*Task goal*.
Update the entries below by replacing "screenshot" with "screen capture" and leaving everything else unchanged. Leave the pictures out of your answer.

[Element box annotations]
———
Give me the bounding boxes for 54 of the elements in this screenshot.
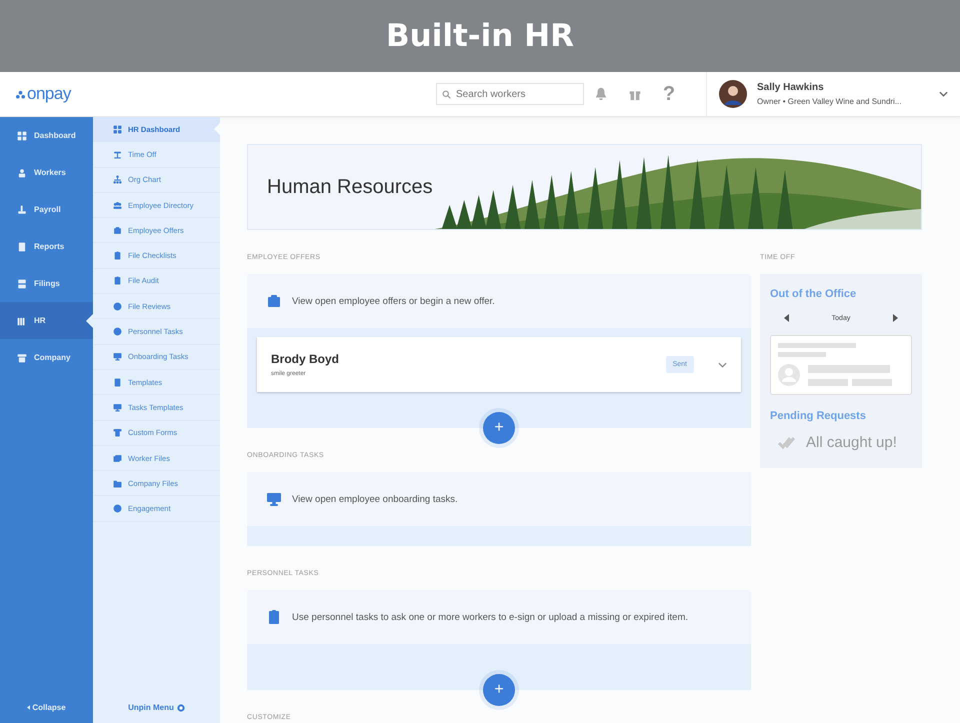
- folders-icon: [113, 454, 122, 462]
- next-icon: [893, 314, 898, 322]
- document-icon: [17, 242, 27, 252]
- nav-item[interactable]: HR: [0, 302, 93, 339]
- search-field[interactable]: Search workers: [436, 83, 584, 105]
- nav-item[interactable]: Payroll: [0, 191, 93, 228]
- monitor-icon: [266, 491, 282, 507]
- offer-name: Brody Boyd: [271, 352, 340, 366]
- avatar-icon: [719, 80, 747, 108]
- store-icon: [17, 352, 27, 362]
- books-icon: [17, 316, 27, 326]
- document-icon: [113, 378, 122, 387]
- logo-text: onpay: [27, 84, 71, 104]
- clipboard-icon: [266, 609, 282, 625]
- monitor-icon: [113, 352, 122, 362]
- help-button[interactable]: ?: [652, 79, 686, 109]
- clipboard-icon: [113, 276, 122, 286]
- double-check-icon: [778, 435, 796, 451]
- folder-icon: [113, 478, 122, 488]
- shirt-icon: [113, 428, 122, 438]
- nav-item[interactable]: Workers: [0, 154, 93, 191]
- user-role: Owner • Green Valley Wine and Sundri...: [757, 97, 902, 106]
- collapse-button[interactable]: Collapse: [21, 702, 72, 713]
- clipboard-icon: [113, 251, 122, 260]
- section-description: View open employee onboarding tasks.: [292, 494, 458, 504]
- card-heading: Pending Requests: [770, 410, 867, 422]
- nav-item[interactable]: Company: [0, 339, 93, 376]
- empty-message: All caught up!: [806, 434, 897, 452]
- nav-item[interactable]: Dashboard: [0, 117, 93, 154]
- monitor-icon: [113, 402, 122, 412]
- grid-icon: [17, 130, 27, 140]
- previous-icon: [784, 314, 789, 322]
- banner-title: Built-in HR: [386, 18, 574, 54]
- bell-icon: [594, 87, 608, 101]
- nav-item[interactable]: Reports: [0, 228, 93, 265]
- unpin-menu-button[interactable]: Unpin Menu: [122, 702, 191, 713]
- cabinet-icon: [17, 278, 27, 288]
- person-icon: [17, 168, 27, 178]
- add-button[interactable]: +: [483, 412, 515, 444]
- chevron-down-icon: [718, 362, 727, 368]
- chevron-down-icon: [939, 91, 948, 97]
- pin-icon: [176, 704, 185, 712]
- caret-icon: [27, 705, 30, 710]
- logo-icon: [15, 90, 26, 98]
- section-description: Use personnel tasks to ask one or more workers to e-sign or upload a missing or expired item.: [292, 612, 688, 622]
- user-menu[interactable]: Sally Hawkins Owner • Green Valley Wine and Sundri...: [706, 72, 960, 116]
- card-heading: Out of the Office: [770, 288, 858, 300]
- nav-item[interactable]: Filings: [0, 265, 93, 302]
- page-title: Human Resources: [267, 175, 434, 200]
- org-chart-icon: [113, 175, 122, 184]
- grid-icon: [113, 124, 122, 134]
- user-name: Sally Hawkins: [757, 82, 825, 93]
- add-button[interactable]: +: [483, 674, 515, 706]
- section-description: View open employee offers or begin a new offer.: [292, 296, 495, 306]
———
*Correct result*.
Give me the bounding boxes for 54 of the elements in this screen capture.
- folders-icon: [113, 454, 122, 462]
- next-icon: [893, 314, 898, 322]
- document-icon: [17, 242, 27, 252]
- nav-item[interactable]: HR: [0, 302, 93, 339]
- search-field[interactable]: Search workers: [436, 83, 584, 105]
- nav-item[interactable]: Payroll: [0, 191, 93, 228]
- monitor-icon: [266, 491, 282, 507]
- offer-name: Brody Boyd: [271, 352, 340, 366]
- avatar-icon: [719, 80, 747, 108]
- store-icon: [17, 352, 27, 362]
- books-icon: [17, 316, 27, 326]
- document-icon: [113, 378, 122, 387]
- logo-text: onpay: [27, 84, 71, 104]
- clipboard-icon: [266, 609, 282, 625]
- monitor-icon: [113, 352, 122, 362]
- help-button[interactable]: ?: [652, 79, 686, 109]
- clipboard-icon: [113, 276, 122, 286]
- double-check-icon: [778, 435, 796, 451]
- folder-icon: [113, 478, 122, 488]
- shirt-icon: [113, 428, 122, 438]
- nav-item[interactable]: Workers: [0, 154, 93, 191]
- user-role: Owner • Green Valley Wine and Sundri...: [757, 97, 902, 106]
- collapse-button[interactable]: Collapse: [21, 702, 72, 713]
- clipboard-icon: [113, 251, 122, 260]
- section-description: View open employee onboarding tasks.: [292, 494, 458, 504]
- card-heading: Pending Requests: [770, 410, 867, 422]
- nav-item[interactable]: Company: [0, 339, 93, 376]
- empty-message: All caught up!: [806, 434, 897, 452]
- nav-item[interactable]: Dashboard: [0, 117, 93, 154]
- monitor-icon: [113, 402, 122, 412]
- grid-icon: [17, 130, 27, 140]
- previous-icon: [784, 314, 789, 322]
- banner-title: Built-in HR: [386, 18, 574, 54]
- bell-icon: [594, 87, 608, 101]
- nav-item[interactable]: Reports: [0, 228, 93, 265]
- unpin-menu-button[interactable]: Unpin Menu: [122, 702, 191, 713]
- cabinet-icon: [17, 278, 27, 288]
- person-icon: [17, 168, 27, 178]
- add-button[interactable]: +: [483, 412, 515, 444]
- chevron-down-icon: [718, 362, 727, 368]
- chevron-down-icon: [939, 91, 948, 97]
- pin-icon: [176, 704, 185, 712]
- caret-icon: [27, 705, 30, 710]
- logo-icon: [15, 90, 26, 98]
- section-description: Use personnel tasks to ask one or more workers to e-sign or upload a missing or expired item.: [292, 612, 688, 622]
- user-menu[interactable]: Sally Hawkins Owner • Green Valley Wine and Sundri...: [706, 72, 960, 116]
- card-heading: Out of the Office: [770, 288, 858, 300]
- nav-item[interactable]: Filings: [0, 265, 93, 302]
- page-title: Human Resources: [267, 175, 434, 200]
- org-chart-icon: [113, 175, 122, 184]
- grid-icon: [113, 124, 122, 134]
- user-name: Sally Hawkins: [757, 82, 825, 93]
- add-button[interactable]: +: [483, 674, 515, 706]
- section-description: View open employee offers or begin a new offer.: [292, 296, 495, 306]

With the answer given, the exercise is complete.